Directive
Find all lines in the records that include the word "death", and copy them out.
***** Input material
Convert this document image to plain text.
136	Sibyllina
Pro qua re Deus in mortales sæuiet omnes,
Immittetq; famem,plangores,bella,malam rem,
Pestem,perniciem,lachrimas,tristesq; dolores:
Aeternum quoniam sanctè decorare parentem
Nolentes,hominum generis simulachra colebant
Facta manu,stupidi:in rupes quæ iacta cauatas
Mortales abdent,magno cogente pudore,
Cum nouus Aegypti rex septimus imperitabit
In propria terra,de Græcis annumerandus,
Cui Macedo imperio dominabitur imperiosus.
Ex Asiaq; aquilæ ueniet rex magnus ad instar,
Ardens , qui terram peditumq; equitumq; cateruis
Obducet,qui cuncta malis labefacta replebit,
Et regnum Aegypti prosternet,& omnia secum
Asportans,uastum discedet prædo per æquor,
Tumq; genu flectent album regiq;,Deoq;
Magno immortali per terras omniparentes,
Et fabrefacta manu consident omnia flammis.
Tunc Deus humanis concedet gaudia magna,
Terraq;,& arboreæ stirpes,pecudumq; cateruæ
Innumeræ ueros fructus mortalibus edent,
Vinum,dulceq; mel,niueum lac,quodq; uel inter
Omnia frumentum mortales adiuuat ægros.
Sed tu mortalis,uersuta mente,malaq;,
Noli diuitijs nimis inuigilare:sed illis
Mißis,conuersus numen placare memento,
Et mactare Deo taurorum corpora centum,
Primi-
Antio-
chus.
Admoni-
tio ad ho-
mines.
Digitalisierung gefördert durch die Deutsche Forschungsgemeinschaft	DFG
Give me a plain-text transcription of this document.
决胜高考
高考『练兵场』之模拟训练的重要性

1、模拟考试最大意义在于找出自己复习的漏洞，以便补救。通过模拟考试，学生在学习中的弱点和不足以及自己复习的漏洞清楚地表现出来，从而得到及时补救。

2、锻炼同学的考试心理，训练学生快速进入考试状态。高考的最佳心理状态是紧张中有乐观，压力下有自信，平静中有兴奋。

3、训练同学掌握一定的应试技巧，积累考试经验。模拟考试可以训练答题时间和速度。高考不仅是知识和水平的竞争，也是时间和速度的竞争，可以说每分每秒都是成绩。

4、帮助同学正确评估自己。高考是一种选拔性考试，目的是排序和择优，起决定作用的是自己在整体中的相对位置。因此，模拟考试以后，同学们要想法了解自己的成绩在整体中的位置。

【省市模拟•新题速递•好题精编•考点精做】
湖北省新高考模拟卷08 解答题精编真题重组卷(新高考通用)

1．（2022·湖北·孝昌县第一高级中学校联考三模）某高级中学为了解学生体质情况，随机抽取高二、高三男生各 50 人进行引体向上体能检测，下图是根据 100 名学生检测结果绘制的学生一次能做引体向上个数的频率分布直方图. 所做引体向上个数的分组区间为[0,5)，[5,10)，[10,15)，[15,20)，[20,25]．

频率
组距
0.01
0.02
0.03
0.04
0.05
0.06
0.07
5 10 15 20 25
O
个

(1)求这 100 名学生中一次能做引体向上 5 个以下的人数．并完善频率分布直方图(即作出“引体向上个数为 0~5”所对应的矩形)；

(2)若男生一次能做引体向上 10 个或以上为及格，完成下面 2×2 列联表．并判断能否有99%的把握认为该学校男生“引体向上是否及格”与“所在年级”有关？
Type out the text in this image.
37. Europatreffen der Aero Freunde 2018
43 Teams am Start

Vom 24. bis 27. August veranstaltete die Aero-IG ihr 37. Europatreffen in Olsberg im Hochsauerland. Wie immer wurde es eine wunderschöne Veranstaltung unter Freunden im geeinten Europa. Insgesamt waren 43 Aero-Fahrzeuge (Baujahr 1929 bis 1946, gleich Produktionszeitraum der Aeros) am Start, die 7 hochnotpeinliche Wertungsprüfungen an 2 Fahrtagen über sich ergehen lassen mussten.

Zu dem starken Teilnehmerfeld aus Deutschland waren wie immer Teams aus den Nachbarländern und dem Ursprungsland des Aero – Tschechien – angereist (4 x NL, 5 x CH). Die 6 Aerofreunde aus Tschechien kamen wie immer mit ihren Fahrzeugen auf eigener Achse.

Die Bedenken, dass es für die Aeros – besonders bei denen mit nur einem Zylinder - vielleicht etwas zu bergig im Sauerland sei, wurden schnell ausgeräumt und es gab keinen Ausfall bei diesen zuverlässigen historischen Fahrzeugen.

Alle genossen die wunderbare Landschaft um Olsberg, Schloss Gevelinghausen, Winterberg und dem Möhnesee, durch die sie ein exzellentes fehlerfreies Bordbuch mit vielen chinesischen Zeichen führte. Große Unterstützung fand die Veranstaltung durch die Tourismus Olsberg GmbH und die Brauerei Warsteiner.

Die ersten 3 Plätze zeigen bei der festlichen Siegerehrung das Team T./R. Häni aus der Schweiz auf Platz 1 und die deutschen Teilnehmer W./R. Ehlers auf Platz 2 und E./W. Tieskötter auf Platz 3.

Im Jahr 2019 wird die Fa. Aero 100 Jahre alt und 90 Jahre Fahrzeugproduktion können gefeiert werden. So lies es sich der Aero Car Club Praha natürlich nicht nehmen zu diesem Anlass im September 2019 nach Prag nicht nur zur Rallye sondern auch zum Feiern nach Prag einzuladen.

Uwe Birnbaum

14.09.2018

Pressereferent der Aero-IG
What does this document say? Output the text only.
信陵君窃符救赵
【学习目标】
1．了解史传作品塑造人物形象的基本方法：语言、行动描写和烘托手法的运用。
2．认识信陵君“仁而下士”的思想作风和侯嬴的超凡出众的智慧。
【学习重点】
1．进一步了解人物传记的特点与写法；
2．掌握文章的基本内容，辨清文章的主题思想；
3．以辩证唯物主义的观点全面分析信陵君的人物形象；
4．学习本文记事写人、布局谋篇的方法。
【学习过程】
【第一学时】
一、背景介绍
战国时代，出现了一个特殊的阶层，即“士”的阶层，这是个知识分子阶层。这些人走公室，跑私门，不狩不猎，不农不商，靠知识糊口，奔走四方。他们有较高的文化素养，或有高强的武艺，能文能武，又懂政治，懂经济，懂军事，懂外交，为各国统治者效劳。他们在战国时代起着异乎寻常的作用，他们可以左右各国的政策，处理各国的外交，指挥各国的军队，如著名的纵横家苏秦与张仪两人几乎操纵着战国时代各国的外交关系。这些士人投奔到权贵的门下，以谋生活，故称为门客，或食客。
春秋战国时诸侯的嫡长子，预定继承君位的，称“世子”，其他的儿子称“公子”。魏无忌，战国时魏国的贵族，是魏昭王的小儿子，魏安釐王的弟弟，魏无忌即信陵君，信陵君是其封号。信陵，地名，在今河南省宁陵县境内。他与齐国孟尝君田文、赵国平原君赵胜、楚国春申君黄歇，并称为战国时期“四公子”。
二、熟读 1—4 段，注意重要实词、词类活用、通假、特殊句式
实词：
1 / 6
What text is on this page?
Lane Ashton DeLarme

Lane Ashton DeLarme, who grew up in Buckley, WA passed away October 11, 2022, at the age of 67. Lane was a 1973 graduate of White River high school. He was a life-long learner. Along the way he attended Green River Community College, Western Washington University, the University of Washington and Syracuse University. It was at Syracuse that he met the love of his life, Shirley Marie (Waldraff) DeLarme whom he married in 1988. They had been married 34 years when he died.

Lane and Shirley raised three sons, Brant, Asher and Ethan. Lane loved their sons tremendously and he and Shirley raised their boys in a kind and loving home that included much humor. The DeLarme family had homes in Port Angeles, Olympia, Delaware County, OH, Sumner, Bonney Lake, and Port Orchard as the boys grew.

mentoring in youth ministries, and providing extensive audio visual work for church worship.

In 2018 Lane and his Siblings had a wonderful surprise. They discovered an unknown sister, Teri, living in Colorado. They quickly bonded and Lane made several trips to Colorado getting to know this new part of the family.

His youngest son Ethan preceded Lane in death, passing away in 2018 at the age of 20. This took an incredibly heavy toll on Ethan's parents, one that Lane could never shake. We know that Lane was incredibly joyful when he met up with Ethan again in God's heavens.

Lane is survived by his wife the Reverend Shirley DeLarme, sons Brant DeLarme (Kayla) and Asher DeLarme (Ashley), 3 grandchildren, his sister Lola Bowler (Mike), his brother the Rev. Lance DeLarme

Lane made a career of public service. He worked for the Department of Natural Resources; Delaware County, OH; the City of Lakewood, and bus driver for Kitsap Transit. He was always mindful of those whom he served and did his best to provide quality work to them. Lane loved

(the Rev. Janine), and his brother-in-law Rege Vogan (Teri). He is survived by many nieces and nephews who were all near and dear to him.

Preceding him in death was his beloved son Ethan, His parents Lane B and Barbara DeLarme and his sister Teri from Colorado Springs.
**********
Written solution
His youngest son Ethan preceded Lane in death, passing away in 2018 at the age of 20. This took an incredibly heavy toll on Ethan's parents, one that Lane could never shake. We know that Lane was incredibly joyful when he met up with Ethan again in God's heavens.
Preceding him in death was his beloved son Ethan, His parents Lane B and Barbara DeLarme and his sister Teri from Colorado Springs.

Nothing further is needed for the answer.